— Start MATERIAL PROVIDED —

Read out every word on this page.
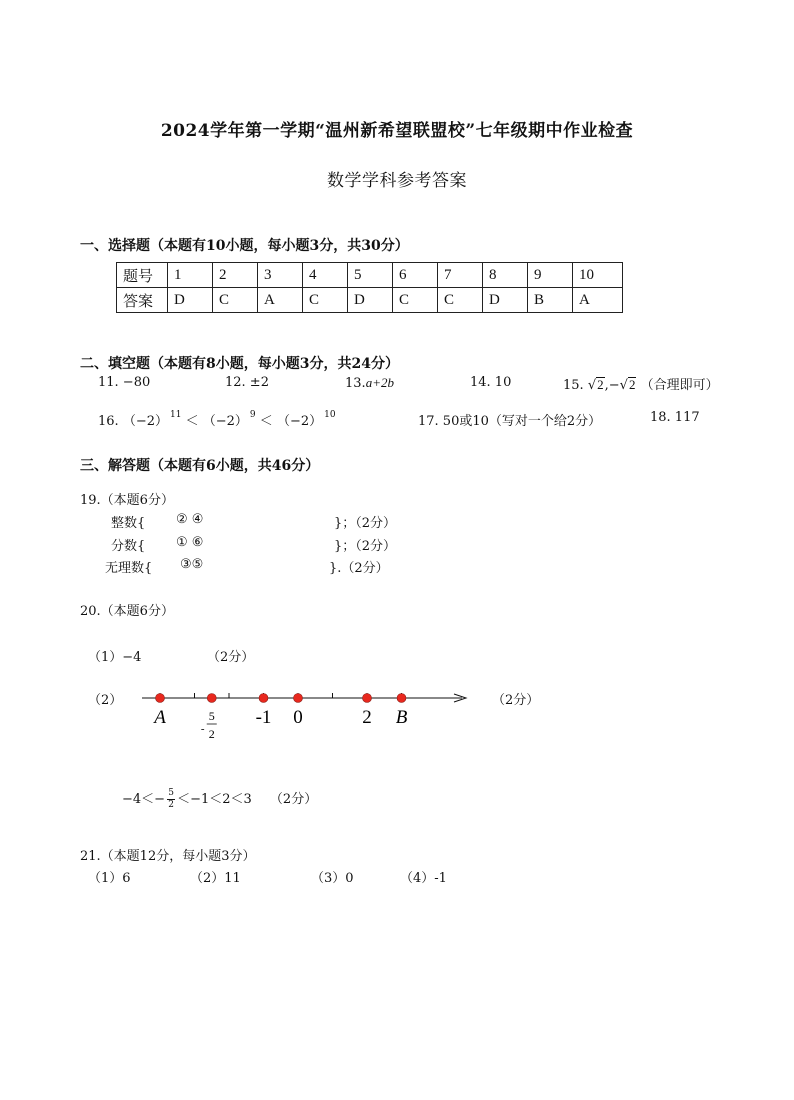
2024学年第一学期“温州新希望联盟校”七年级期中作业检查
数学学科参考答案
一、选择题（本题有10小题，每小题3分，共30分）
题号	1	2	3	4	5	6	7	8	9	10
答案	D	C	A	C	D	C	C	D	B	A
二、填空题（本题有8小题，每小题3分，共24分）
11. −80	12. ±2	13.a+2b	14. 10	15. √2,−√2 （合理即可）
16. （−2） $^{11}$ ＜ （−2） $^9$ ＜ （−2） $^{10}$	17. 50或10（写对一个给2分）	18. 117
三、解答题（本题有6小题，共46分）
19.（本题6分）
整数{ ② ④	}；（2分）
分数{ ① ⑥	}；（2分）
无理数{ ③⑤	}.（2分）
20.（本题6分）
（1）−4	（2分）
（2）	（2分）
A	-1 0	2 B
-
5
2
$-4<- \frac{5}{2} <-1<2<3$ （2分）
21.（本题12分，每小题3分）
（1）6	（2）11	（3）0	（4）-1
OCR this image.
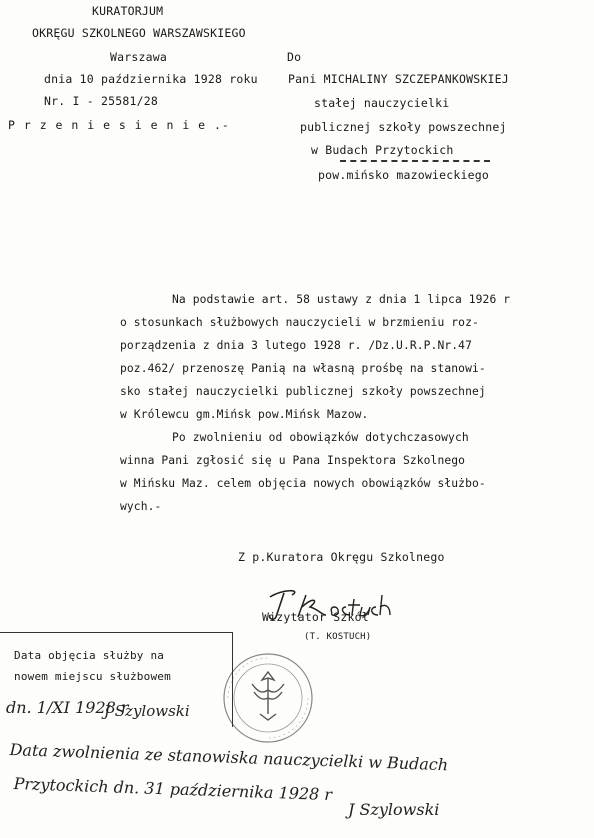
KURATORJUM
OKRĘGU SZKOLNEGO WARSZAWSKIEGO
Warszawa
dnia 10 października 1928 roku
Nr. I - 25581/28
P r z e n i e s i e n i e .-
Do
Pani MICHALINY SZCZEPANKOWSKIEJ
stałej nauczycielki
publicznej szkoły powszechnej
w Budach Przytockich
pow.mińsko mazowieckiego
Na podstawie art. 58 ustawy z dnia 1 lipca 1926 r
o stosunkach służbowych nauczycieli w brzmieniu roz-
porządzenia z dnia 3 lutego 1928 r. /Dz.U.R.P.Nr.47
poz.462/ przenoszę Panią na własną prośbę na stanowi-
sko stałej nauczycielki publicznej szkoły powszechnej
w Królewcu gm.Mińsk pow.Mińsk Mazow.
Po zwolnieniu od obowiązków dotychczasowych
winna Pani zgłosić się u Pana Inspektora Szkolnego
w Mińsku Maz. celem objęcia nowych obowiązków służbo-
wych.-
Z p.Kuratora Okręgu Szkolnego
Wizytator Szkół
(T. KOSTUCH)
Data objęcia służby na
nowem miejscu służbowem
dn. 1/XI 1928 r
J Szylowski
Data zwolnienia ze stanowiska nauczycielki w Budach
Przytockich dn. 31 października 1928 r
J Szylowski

— End MATERIAL PROVIDED —

**WHAT THE EXERCISE ASKS**
Wherever "Przytockich" shows up in a line, copy that line.

**SOLUTION**
w Budach Przytockich
Przytockich dn. 31 października 1928 r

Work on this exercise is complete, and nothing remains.